Dataset entries:
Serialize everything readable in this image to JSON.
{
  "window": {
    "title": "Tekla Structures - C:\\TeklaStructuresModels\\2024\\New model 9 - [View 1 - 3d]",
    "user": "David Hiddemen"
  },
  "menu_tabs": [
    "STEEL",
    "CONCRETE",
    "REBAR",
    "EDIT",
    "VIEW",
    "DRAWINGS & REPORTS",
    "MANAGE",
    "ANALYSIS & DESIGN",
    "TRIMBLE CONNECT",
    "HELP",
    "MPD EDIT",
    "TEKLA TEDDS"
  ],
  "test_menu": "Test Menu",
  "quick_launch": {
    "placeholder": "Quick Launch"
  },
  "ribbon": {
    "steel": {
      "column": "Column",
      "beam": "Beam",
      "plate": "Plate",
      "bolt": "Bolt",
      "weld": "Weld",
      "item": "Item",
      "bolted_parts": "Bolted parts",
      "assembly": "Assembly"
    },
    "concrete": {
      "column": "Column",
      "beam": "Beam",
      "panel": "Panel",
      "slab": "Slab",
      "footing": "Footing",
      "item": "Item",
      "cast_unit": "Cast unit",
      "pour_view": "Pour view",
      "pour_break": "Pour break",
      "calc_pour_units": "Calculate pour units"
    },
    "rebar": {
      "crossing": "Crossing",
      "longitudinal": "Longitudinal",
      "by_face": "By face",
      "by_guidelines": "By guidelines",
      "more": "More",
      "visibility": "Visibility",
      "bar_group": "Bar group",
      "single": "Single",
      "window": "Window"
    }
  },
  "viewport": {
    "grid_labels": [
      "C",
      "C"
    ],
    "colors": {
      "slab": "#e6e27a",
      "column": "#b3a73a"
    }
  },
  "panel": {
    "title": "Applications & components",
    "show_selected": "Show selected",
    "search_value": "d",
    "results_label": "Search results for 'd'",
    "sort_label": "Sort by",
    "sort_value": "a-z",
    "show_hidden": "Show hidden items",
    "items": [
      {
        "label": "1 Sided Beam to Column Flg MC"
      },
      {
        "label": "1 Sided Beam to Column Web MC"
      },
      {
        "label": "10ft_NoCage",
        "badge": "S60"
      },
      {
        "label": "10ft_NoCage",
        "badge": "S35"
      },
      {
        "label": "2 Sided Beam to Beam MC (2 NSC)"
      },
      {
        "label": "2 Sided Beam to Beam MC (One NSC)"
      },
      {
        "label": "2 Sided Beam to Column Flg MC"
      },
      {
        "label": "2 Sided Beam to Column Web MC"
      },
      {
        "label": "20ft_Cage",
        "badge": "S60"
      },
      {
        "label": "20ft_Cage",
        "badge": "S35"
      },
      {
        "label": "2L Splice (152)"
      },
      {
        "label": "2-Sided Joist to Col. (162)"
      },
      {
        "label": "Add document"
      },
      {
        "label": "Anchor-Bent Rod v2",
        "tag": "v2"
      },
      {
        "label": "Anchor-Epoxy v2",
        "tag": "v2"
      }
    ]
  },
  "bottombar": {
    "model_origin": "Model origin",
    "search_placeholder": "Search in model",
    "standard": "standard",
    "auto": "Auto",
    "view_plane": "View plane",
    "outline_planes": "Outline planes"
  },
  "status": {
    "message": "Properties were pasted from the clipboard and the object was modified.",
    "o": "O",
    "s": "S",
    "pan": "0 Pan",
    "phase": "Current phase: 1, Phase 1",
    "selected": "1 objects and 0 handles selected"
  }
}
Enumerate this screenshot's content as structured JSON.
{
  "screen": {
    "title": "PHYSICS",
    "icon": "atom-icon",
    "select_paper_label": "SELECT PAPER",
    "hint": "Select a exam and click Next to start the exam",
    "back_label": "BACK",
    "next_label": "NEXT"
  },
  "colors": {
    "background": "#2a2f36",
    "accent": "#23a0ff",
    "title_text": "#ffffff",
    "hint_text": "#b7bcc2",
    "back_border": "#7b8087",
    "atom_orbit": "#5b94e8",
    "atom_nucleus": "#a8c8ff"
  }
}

[Problem to work on] Copy every line verbatim.

[Exercise solution]
Serialize everything readable in this image to JSON.
{
  "window": {
    "title": "Tekla Structures - C:\\TeklaStructuresModels\\2024\\New model 9 - [View 1 - 3d]",
    "user": "David Hiddemen"
  },
  "menu_tabs": [
    "STEEL",
    "CONCRETE",
    "REBAR",
    "EDIT",
    "VIEW",
    "DRAWINGS & REPORTS",
    "MANAGE",
    "ANALYSIS & DESIGN",
    "TRIMBLE CONNECT",
    "HELP",
    "MPD EDIT",
    "TEKLA TEDDS"
  ],
  "test_menu": "Test Menu",
  "quick_launch": {
    "placeholder": "Quick Launch"
  },
  "ribbon": {
    "steel": {
      "column": "Column",
      "beam": "Beam",
      "plate": "Plate",
      "bolt": "Bolt",
      "weld": "Weld",
      "item": "Item",
      "bolted_parts": "Bolted parts",
      "assembly": "Assembly"
    },
    "concrete": {
      "column": "Column",
      "beam": "Beam",
      "panel": "Panel",
      "slab": "Slab",
      "footing": "Footing",
      "item": "Item",
      "cast_unit": "Cast unit",
      "pour_view": "Pour view",
      "pour_break": "Pour break",
      "calc_pour_units": "Calculate pour units"
    },
    "rebar": {
      "crossing": "Crossing",
      "longitudinal": "Longitudinal",
      "by_face": "By face",
      "by_guidelines": "By guidelines",
      "more": "More",
      "visibility": "Visibility",
      "bar_group": "Bar group",
      "single": "Single",
      "window": "Window"
    }
  },
  "viewport": {
    "grid_labels": [
      "C",
      "C"
    ],
    "colors": {
      "slab": "#e6e27a",
      "column": "#b3a73a"
    }
  },
  "panel": {
    "title": "Applications & components",
    "show_selected": "Show selected",
    "search_value": "d",
    "results_label": "Search results for 'd'",
    "sort_label": "Sort by",
    "sort_value": "a-z",
    "show_hidden": "Show hidden items",
    "items": [
      {
        "label": "1 Sided Beam to Column Flg MC"
      },
      {
        "label": "1 Sided Beam to Column Web MC"
      },
      {
        "label": "10ft_NoCage",
        "badge": "S60"
      },
      {
        "label": "10ft_NoCage",
        "badge": "S35"
      },
      {
        "label": "2 Sided Beam to Beam MC (2 NSC)"
      },
      {
        "label": "2 Sided Beam to Beam MC (One NSC)"
      },
      {
        "label": "2 Sided Beam to Column Flg MC"
      },
      {
        "label": "2 Sided Beam to Column Web MC"
      },
      {
        "label": "20ft_Cage",
        "badge": "S60"
      },
      {
        "label": "20ft_Cage",
        "badge": "S35"
      },
      {
        "label": "2L Splice (152)"
      },
      {
        "label": "2-Sided Joist to Col. (162)"
      },
      {
        "label": "Add document"
      },
      {
        "label": "Anchor-Bent Rod v2",
        "tag": "v2"
      },
      {
        "label": "Anchor-Epoxy v2",
        "tag": "v2"
      }
    ]
  },
  "bottombar": {
    "model_origin": "Model origin",
    "search_placeholder": "Search in model",
    "standard": "standard",
    "auto": "Auto",
    "view_plane": "View plane",
    "outline_planes": "Outline planes"
  },
  "status": {
    "message": "Properties were pasted from the clipboard and the object was modified.",
    "o": "O",
    "s": "S",
    "pan": "0 Pan",
    "phase": "Current phase: 1, Phase 1",
    "selected": "1 objects and 0 handles selected"
  }
}
Enumerate this screenshot's content as structured JSON.
{
  "screen": {
    "title": "PHYSICS",
    "icon": "atom-icon",
    "select_paper_label": "SELECT PAPER",
    "hint": "Select a exam and click Next to start the exam",
    "back_label": "BACK",
    "next_label": "NEXT"
  },
  "colors": {
    "background": "#2a2f36",
    "accent": "#23a0ff",
    "title_text": "#ffffff",
    "hint_text": "#b7bcc2",
    "back_border": "#7b8087",
    "atom_orbit": "#5b94e8",
    "atom_nucleus": "#a8c8ff"
  }
}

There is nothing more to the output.